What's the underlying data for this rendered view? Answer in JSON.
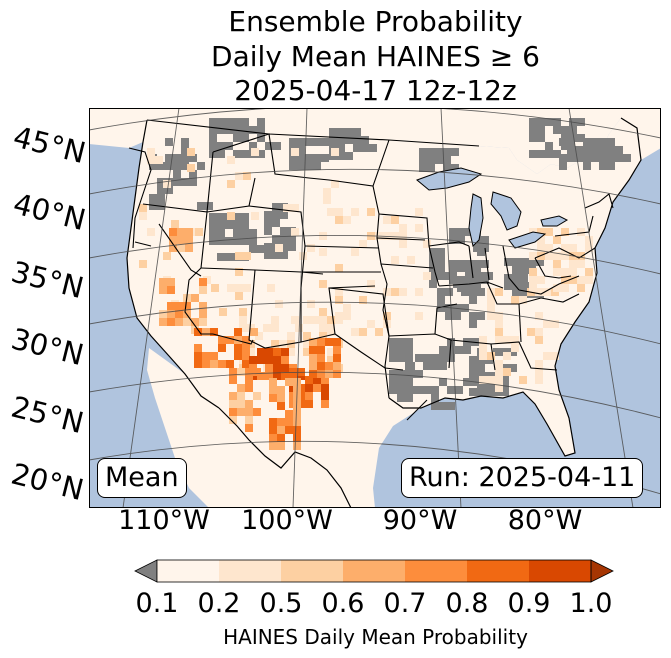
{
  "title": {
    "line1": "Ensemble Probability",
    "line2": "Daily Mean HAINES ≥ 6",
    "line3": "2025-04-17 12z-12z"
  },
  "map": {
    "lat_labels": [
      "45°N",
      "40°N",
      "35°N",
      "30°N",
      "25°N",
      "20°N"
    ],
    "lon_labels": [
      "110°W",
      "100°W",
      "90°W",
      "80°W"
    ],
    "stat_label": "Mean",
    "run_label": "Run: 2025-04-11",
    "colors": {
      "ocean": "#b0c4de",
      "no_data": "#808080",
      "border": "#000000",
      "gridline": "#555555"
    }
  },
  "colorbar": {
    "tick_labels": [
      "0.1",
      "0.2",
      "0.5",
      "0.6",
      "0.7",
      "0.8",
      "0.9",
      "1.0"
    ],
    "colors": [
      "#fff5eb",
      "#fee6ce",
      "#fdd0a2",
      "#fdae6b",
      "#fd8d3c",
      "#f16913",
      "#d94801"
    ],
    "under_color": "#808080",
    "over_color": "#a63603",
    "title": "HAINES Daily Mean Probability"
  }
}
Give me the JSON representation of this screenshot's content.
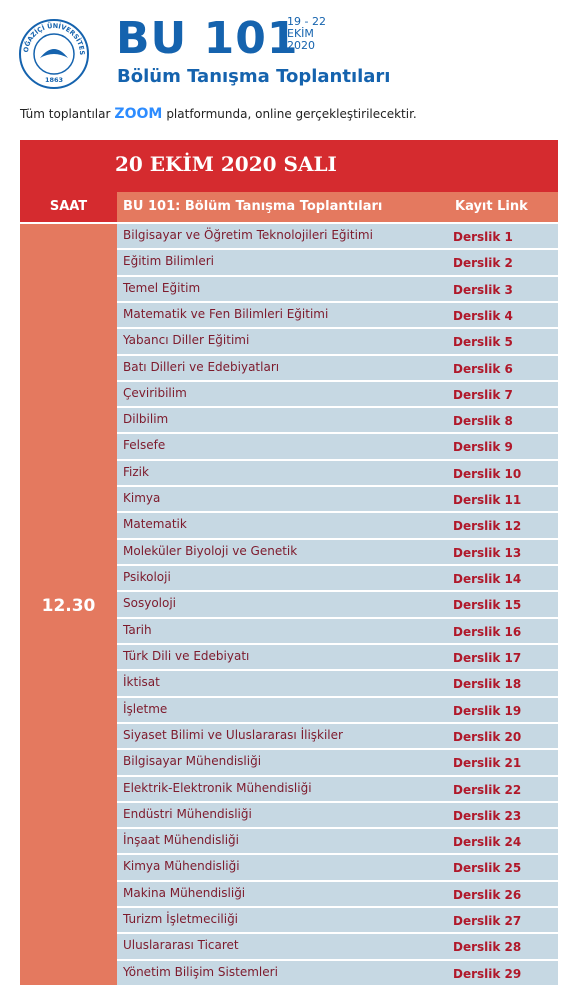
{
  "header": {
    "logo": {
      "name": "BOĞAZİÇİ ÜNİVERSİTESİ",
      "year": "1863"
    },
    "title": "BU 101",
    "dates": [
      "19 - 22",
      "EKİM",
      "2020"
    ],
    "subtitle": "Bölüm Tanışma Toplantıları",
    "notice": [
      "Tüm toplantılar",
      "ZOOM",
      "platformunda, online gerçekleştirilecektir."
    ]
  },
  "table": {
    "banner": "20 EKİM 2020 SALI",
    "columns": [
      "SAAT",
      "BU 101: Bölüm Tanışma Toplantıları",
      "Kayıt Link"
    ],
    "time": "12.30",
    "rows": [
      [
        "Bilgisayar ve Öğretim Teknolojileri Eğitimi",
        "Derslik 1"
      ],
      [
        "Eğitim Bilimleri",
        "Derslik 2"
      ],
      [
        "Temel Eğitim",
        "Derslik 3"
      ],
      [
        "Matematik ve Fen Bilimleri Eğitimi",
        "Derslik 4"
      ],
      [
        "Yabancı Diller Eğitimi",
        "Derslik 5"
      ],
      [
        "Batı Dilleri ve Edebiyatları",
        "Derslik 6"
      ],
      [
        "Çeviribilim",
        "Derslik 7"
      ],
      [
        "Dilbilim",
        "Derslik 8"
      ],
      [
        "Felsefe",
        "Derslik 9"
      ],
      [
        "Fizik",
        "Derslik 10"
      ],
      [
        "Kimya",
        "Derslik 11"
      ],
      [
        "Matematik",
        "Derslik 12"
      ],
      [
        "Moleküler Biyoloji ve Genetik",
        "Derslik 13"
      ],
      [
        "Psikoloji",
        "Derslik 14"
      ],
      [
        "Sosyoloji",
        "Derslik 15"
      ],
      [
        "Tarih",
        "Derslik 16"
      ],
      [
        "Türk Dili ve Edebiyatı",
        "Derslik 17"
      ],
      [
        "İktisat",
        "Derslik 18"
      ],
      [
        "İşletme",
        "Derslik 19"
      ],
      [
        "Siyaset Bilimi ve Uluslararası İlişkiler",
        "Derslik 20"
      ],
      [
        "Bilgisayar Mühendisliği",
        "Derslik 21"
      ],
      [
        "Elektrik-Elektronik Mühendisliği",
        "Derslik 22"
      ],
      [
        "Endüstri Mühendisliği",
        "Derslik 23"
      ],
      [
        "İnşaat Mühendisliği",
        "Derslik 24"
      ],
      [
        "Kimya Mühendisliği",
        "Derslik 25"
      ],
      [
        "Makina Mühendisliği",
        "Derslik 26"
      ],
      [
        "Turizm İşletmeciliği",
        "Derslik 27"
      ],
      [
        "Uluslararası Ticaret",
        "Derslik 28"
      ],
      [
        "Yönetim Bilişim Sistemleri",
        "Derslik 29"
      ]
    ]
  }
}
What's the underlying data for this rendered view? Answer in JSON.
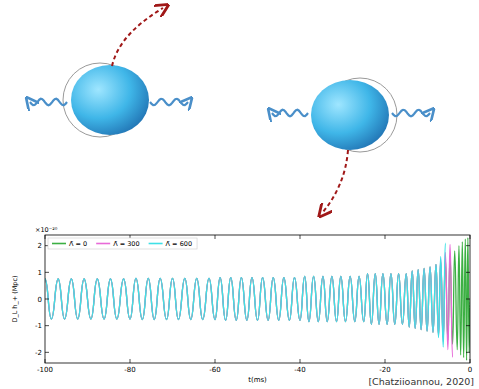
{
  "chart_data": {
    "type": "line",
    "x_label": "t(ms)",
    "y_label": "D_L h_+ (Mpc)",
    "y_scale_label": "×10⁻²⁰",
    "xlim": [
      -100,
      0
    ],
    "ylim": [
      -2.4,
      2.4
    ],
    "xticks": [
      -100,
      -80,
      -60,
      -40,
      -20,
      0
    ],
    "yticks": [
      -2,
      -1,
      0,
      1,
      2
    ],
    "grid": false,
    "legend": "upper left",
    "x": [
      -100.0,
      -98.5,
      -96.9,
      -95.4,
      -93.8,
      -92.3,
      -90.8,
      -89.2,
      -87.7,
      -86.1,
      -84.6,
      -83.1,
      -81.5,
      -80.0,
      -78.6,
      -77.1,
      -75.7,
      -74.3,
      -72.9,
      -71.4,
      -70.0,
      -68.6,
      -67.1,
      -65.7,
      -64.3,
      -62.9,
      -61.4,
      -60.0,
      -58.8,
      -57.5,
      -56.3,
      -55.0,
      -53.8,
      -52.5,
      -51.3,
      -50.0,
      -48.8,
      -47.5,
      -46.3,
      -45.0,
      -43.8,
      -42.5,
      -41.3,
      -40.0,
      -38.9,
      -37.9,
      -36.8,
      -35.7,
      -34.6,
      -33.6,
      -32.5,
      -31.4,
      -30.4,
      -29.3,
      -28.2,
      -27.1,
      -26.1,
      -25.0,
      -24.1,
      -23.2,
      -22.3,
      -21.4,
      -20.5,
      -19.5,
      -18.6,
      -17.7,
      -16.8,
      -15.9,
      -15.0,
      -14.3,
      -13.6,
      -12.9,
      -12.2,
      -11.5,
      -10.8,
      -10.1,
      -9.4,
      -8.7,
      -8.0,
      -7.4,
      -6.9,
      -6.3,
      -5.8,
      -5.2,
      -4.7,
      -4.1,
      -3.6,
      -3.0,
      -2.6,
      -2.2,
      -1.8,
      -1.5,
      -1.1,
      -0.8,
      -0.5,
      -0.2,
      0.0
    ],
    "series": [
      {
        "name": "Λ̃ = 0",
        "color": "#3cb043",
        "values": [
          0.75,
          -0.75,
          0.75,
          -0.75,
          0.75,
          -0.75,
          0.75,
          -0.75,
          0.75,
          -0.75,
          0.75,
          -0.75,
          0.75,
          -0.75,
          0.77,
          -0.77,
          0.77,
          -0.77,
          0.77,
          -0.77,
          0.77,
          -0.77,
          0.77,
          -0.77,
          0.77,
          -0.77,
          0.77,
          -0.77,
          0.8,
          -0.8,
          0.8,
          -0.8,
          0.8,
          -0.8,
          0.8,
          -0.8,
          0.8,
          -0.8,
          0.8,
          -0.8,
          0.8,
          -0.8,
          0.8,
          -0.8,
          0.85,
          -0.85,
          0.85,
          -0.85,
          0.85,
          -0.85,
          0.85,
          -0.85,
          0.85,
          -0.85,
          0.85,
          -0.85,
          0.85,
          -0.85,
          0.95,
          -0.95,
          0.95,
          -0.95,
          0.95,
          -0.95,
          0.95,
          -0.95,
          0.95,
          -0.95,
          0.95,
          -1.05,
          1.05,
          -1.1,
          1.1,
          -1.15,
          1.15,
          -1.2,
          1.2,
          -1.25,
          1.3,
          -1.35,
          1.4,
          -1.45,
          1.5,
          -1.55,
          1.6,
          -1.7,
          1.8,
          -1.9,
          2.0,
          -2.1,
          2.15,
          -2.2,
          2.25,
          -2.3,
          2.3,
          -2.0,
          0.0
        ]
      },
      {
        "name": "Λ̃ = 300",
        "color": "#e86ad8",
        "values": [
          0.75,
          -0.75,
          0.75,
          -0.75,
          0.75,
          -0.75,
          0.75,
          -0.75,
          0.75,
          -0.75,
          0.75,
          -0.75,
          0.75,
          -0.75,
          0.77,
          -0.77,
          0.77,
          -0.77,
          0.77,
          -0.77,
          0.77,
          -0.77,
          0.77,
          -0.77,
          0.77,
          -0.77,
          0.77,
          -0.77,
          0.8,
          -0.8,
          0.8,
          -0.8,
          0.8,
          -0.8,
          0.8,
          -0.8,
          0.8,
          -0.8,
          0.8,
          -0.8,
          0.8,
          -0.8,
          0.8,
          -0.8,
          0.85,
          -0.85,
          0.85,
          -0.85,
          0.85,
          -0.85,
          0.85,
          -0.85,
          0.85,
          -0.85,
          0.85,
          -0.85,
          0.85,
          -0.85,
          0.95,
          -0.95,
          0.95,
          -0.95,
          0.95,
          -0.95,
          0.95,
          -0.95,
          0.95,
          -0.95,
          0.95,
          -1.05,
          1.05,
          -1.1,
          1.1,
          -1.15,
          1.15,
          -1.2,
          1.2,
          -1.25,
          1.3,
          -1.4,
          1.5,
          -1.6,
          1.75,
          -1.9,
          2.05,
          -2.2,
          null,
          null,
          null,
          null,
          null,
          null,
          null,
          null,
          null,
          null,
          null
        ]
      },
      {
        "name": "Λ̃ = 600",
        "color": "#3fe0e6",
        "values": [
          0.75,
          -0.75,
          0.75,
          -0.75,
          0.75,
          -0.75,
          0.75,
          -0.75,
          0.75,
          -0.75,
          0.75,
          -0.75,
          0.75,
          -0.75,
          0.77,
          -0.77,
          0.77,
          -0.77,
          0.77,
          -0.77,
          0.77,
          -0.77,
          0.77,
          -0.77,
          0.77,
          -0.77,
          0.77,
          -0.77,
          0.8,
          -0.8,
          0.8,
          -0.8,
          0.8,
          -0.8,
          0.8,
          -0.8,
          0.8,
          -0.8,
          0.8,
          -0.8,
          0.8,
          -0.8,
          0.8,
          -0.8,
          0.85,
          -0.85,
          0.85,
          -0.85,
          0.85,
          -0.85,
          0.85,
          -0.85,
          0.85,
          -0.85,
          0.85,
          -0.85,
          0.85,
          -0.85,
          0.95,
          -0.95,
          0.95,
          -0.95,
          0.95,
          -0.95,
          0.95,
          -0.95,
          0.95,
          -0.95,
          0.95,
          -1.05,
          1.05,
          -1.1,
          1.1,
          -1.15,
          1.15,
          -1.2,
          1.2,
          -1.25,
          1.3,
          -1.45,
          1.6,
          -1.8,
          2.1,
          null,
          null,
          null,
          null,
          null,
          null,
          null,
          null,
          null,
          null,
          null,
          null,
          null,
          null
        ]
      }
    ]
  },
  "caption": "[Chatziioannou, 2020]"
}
========================================
- WHAT YOU SHOULD DO -
Using the listing above, list every line in which the string "Daily" occurs.

- THE REPLY -
    "line2": "Daily Mean HAINES ≥ 6",
    "title": "HAINES Daily Mean Probability"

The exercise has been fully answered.